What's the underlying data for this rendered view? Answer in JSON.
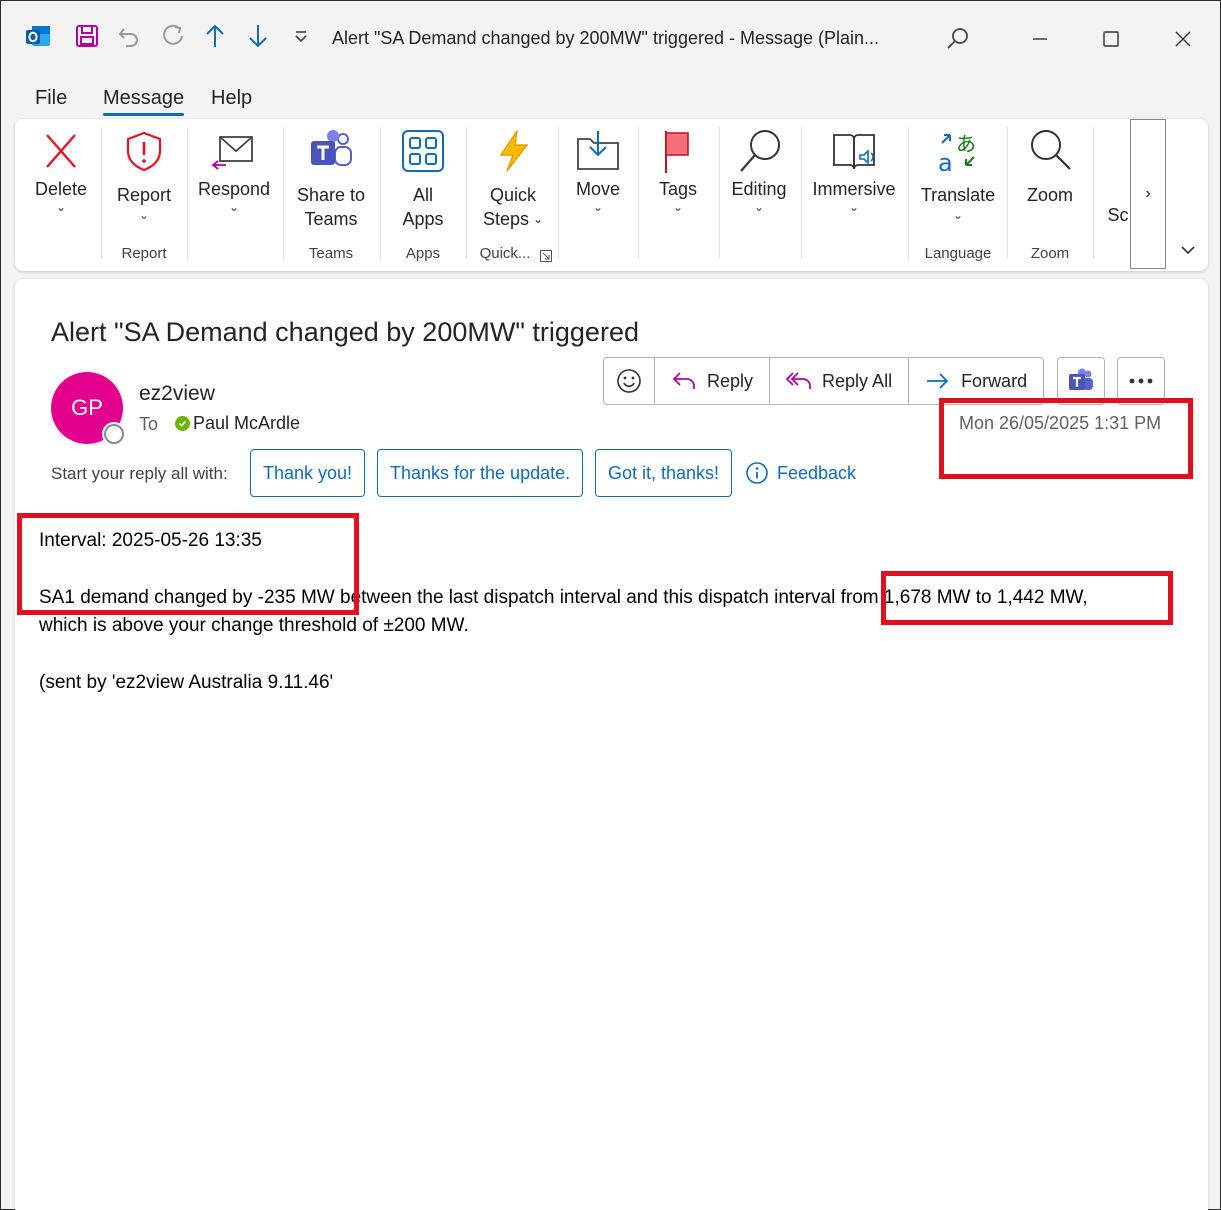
{
  "window": {
    "title": "Alert \"SA Demand changed by 200MW\" triggered  -  Message (Plain..."
  },
  "menu": {
    "tabs": [
      "File",
      "Message",
      "Help"
    ],
    "active": "Message"
  },
  "ribbon": {
    "buttons": {
      "delete": "Delete",
      "report": "Report",
      "respond": "Respond",
      "share_line1": "Share to",
      "share_line2": "Teams",
      "allapps_line1": "All",
      "allapps_line2": "Apps",
      "quick_line1": "Quick",
      "quick_line2": "Steps",
      "move": "Move",
      "tags": "Tags",
      "editing": "Editing",
      "immersive": "Immersive",
      "translate": "Translate",
      "zoom": "Zoom",
      "truncated": "Sc"
    },
    "groups": {
      "report": "Report",
      "teams": "Teams",
      "apps": "Apps",
      "quick": "Quick...",
      "language": "Language",
      "zoom": "Zoom"
    }
  },
  "message": {
    "subject": "Alert \"SA Demand changed by 200MW\" triggered",
    "avatar_initials": "GP",
    "sender": "ez2view",
    "to_label": "To",
    "recipient": "Paul McArdle",
    "date": "Mon 26/05/2025 1:31 PM",
    "actions": {
      "reply": "Reply",
      "reply_all": "Reply All",
      "forward": "Forward"
    },
    "quick_reply_label": "Start your reply all with:",
    "quick_replies": [
      "Thank you!",
      "Thanks for the update.",
      "Got it, thanks!"
    ],
    "feedback": "Feedback",
    "body": {
      "line1": "Interval: 2025-05-26 13:35",
      "line2": "SA1 demand changed by -235 MW between the last dispatch interval and this dispatch interval from 1,678 MW to 1,442 MW,",
      "line3": "which is above your change threshold of ±200 MW.",
      "line4": "(sent by 'ez2view Australia 9.11.46'"
    }
  },
  "colors": {
    "accent": "#0f6cbd",
    "avatar": "#e3008c",
    "annotation": "#e0101e",
    "presence_available": "#6bb700"
  }
}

### [Work to complete]
Each line that holds the word "changed" is to be copied.

### [Answer to the problem]
    "title": "Alert \"SA Demand changed by 200MW\" triggered  -  Message (Plain..."
    "subject": "Alert \"SA Demand changed by 200MW\" triggered",
      "line2": "SA1 demand changed by -235 MW between the last dispatch interval and this dispatch interval from 1,678 MW to 1,442 MW,",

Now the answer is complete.